SOURCE TEXT:
I to am with 8years on this.


----------



## Halien (Feb 20, 2011)

8yearscheating said:


> If I read you right she did told you because she was feeling like she falling in that direction again - which is VERY good. Better she let you know before something serious happens than to hide her feelings. One kiss 4 years ago - get over it and focus on why she is feeling that way NOW - she is vulnerable and has let you know. What can you AND her do to eliminate these feeling of neglect, not loved, and looking for attention she is not getting from you. If your going to throw your marriage over on a kiss, you better think long and hard about it.


You make a great point. In my case, it was a threat. In this case, it sounds more like a plea for help. Either way, it is a very big deal.

I dropped out of college in my senior year to marry because my wife was unravelling with a serious eating disorder. I wasn't sleeping when I returned to classes so that I could spend time with her, but she didn't think that it was enough, and used a similar scenario as a threat. It wasn't a plea for help in any sense of the word. It was 'get your act together or else'. For a guy who had only recently begun to recover from a serious addiction to fighting, and who had given up career dreams to help her, it was too much. Since she was a daddy's girl, I figured the drill sergeant would give her a healthy dose of reality. He did. I felt like a jerk later, but she laughs about it.

I would have handled it completely different if it was a plea for help.


----------



## 2xloser (May 8, 2011)

I'm sorry to be ringing an alarm here, but looking inside yourself...are you sure you even believe it was (a) only a single kiss, (b) it was just some random guy she happened to be hanging out with at the time (at a concert, buying her a soda? wtf?), (c) it was 4 years ago and only 4 years ago, not something recent or even current going on?

I'm sorry, but given the context of "not spending quality time togethyer", I smell the tip of an iceberg. There's more to the story, I believe. At the very least she's considering it again, at most she's doing it still or more, currently.


----------



## 8yearscheating (Oct 14, 2010)

You could be right 2x - he can investigate by the normal Lord Mayhem list
http://talkaboutmarriage.com/394540-post8.html


----------



## ing (Mar 26, 2011)

8yearscheating said:


> And I don't buy call the bluff - it is a cry for help and to make the marriage work. Do it or risk it going into something you will both regret. Get marriage counseling. Your statements that YOU think everything is OK is precisely the problem. You are ignoring her pleas to try and make the marriage work for her as well. DO NOT IGNORE HER FEELINGS!


:iagree::iagree::iagree::iagree::iagree:


----------

GIVEN INSTRUCTION 1:
In the forum thread, during which year of college did Halien drop out?
The forum thread and the records have nothing to do with each other.

DATA FOR THE TASK:
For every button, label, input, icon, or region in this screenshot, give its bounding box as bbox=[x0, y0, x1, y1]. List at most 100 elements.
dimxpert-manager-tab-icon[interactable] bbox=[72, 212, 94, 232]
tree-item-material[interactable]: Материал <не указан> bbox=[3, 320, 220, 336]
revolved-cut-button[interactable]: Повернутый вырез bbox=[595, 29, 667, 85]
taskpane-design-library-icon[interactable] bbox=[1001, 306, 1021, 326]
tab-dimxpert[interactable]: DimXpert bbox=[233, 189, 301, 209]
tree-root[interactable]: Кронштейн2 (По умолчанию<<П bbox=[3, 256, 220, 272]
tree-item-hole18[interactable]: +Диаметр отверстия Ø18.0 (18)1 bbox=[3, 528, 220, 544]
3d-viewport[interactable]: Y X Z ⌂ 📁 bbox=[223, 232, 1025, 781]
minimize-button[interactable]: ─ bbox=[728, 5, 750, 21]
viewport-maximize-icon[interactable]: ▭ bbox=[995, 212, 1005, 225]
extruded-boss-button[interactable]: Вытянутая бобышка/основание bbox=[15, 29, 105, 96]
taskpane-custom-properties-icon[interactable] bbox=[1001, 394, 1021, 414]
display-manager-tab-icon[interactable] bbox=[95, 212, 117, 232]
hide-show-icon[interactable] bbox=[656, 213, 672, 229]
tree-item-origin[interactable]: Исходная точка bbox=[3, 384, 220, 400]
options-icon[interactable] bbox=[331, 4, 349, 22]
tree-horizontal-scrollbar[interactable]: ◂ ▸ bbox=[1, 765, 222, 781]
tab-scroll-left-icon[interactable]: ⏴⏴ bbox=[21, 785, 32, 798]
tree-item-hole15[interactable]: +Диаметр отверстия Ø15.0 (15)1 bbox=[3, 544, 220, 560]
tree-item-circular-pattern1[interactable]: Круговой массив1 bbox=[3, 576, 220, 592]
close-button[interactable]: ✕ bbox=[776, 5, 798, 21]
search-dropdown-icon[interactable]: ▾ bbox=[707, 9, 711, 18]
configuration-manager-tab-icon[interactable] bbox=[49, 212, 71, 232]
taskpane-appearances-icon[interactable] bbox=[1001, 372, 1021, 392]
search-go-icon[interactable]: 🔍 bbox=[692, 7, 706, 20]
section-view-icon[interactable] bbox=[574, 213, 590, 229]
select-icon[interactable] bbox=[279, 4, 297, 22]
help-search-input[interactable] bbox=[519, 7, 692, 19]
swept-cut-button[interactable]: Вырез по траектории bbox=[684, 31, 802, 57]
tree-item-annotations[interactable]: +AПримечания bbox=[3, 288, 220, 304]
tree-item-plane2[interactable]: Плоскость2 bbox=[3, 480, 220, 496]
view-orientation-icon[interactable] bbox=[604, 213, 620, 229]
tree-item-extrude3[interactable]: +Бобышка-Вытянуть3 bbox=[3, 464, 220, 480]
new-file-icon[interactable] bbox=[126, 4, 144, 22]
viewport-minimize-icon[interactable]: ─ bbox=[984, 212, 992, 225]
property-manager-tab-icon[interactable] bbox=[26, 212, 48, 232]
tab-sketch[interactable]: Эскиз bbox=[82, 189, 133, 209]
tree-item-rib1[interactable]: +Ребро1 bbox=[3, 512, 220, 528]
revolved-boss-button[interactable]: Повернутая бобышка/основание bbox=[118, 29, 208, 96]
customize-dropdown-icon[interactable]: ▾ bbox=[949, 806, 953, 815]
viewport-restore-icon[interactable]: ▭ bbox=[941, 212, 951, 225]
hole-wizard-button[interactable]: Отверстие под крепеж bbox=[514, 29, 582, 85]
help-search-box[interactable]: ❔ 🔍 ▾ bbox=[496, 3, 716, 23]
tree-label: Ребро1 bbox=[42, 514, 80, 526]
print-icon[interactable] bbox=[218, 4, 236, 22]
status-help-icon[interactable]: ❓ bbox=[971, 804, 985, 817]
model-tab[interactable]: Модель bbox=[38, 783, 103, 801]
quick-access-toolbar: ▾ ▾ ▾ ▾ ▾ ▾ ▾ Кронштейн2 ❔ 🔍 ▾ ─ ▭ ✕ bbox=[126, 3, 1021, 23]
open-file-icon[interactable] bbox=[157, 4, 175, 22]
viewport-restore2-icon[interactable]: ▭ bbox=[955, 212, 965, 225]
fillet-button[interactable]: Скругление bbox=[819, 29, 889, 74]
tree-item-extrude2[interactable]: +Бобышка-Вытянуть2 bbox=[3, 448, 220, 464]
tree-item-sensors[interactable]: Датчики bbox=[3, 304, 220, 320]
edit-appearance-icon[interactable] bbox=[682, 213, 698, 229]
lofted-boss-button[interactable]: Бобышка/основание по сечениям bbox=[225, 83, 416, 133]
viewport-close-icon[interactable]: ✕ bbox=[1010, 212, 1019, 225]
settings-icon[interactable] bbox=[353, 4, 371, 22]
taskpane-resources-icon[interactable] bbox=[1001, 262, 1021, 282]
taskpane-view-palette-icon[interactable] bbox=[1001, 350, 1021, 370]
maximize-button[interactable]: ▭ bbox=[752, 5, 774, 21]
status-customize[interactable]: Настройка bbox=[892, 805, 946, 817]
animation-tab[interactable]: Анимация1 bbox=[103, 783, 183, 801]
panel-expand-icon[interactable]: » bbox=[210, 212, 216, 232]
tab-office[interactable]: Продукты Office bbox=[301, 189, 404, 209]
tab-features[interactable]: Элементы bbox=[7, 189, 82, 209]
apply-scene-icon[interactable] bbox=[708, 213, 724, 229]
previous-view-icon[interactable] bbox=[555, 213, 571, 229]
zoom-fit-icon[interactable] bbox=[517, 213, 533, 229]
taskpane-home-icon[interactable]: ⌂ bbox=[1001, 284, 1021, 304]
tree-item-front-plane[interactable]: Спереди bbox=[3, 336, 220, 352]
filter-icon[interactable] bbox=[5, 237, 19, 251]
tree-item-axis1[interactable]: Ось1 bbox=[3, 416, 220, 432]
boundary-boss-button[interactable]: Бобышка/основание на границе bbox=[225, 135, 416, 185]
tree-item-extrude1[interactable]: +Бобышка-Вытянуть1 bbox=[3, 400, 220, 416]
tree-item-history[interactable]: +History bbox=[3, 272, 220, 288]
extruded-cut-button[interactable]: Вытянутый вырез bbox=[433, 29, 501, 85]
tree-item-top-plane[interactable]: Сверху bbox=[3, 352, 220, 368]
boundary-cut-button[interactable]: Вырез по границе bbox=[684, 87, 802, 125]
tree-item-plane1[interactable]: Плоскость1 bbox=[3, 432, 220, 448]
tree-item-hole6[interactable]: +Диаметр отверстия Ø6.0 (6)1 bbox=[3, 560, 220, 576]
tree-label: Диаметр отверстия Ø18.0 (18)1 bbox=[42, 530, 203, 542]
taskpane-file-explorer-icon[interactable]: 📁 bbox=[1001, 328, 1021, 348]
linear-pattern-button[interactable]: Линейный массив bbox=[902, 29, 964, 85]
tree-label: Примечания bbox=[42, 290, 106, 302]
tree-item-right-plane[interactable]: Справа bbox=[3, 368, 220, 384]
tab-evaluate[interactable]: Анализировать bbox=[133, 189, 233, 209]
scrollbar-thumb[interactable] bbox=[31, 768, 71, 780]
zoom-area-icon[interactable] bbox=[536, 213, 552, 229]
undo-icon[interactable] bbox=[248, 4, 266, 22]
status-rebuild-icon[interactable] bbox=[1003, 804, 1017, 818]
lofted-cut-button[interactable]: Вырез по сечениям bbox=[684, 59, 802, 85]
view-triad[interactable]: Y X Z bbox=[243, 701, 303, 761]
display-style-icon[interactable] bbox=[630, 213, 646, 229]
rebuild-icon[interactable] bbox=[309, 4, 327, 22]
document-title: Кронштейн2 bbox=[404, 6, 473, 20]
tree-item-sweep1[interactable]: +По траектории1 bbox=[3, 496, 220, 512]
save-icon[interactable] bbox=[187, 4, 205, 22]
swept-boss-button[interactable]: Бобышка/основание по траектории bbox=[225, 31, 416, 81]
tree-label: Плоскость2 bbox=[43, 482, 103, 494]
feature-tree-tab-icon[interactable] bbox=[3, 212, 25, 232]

GIVEN INSTRUCTION 2:
Give the records from the first line through the line containing "tree-item-hole15[interactable]: +Диаметр отверстия" as a Markdown table with the columns Row and Line, leaving out blank lines.

RESULT 1:
His senior year.

RESULT 2:
| Row | Line |
|---|---|
| 1 | For every button, label, input, icon, or region in this screenshot, give its bounding box as bbox=[x0, y0, x1, y1]. List at most 100 elements. |
| 2 | dimxpert-manager-tab-icon[interactable] bbox=[72, 212, 94, 232] |
| 3 | tree-item-material[interactable]: Материал <не указан> bbox=[3, 320, 220, 336] |
| 4 | revolved-cut-button[interactable]: Повернутый вырез bbox=[595, 29, 667, 85] |
| 5 | taskpane-design-library-icon[interactable] bbox=[1001, 306, 1021, 326] |
| 6 | tab-dimxpert[interactable]: DimXpert bbox=[233, 189, 301, 209] |
| 7 | tree-root[interactable]: Кронштейн2 (По умолчанию<<П bbox=[3, 256, 220, 272] |
| 8 | tree-item-hole18[interactable]: +Диаметр отверстия Ø18.0 (18)1 bbox=[3, 528, 220, 544] |
| 9 | 3d-viewport[interactable]: Y X Z ⌂ 📁 bbox=[223, 232, 1025, 781] |
| 10 | minimize-button[interactable]: ─ bbox=[728, 5, 750, 21] |
| 11 | viewport-maximize-icon[interactable]: ▭ bbox=[995, 212, 1005, 225] |
| 12 | extruded-boss-button[interactable]: Вытянутая бобышка/основание bbox=[15, 29, 105, 96] |
| 13 | taskpane-custom-properties-icon[interactable] bbox=[1001, 394, 1021, 414] |
| 14 | display-manager-tab-icon[interactable] bbox=[95, 212, 117, 232] |
| 15 | hide-show-icon[interactable] bbox=[656, 213, 672, 229] |
| 16 | tree-item-origin[interactable]: Исходная точка bbox=[3, 384, 220, 400] |
| 17 | options-icon[interactable] bbox=[331, 4, 349, 22] |
| 18 | tree-horizontal-scrollbar[interactable]: ◂ ▸ bbox=[1, 765, 222, 781] |
| 19 | tab-scroll-left-icon[interactable]: ⏴⏴ bbox=[21, 785, 32, 798] |
| 20 | tree-item-hole15[interactable]: +Диаметр отверстия Ø15.0 (15)1 bbox=[3, 544, 220, 560] |